▸ **Given data**
»»
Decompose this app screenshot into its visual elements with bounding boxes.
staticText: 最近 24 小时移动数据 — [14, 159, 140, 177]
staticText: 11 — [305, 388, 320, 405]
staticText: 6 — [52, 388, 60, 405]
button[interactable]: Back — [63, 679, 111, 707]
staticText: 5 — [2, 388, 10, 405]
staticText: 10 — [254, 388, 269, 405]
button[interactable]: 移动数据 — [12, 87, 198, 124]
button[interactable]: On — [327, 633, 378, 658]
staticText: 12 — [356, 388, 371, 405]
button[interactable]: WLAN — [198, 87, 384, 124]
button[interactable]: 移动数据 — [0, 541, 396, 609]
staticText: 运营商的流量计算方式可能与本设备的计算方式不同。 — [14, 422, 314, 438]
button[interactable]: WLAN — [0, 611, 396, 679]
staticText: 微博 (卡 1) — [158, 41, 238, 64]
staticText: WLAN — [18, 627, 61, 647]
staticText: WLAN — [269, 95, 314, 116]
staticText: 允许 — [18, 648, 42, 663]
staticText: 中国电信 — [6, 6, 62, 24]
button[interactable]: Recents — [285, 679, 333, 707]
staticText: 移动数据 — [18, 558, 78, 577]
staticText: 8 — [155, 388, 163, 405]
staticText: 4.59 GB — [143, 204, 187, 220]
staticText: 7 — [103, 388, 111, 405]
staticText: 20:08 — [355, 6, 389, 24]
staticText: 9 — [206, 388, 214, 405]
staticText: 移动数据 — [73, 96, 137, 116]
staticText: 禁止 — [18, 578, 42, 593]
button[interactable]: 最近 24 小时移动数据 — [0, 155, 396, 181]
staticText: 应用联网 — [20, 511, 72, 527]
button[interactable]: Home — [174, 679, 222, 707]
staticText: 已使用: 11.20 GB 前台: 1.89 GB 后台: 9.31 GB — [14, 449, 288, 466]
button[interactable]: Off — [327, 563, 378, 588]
««
Find each line above that contains the word "interactable" and copy those lines in full.

button[interactable]: Back — [63, 679, 111, 707]
button[interactable]: 移动数据 — [12, 87, 198, 124]
button[interactable]: On — [327, 633, 378, 658]
button[interactable]: WLAN — [198, 87, 384, 124]
button[interactable]: 移动数据 — [0, 541, 396, 609]
button[interactable]: WLAN — [0, 611, 396, 679]
button[interactable]: Recents — [285, 679, 333, 707]
button[interactable]: 最近 24 小时移动数据 — [0, 155, 396, 181]
button[interactable]: Home — [174, 679, 222, 707]
button[interactable]: Off — [327, 563, 378, 588]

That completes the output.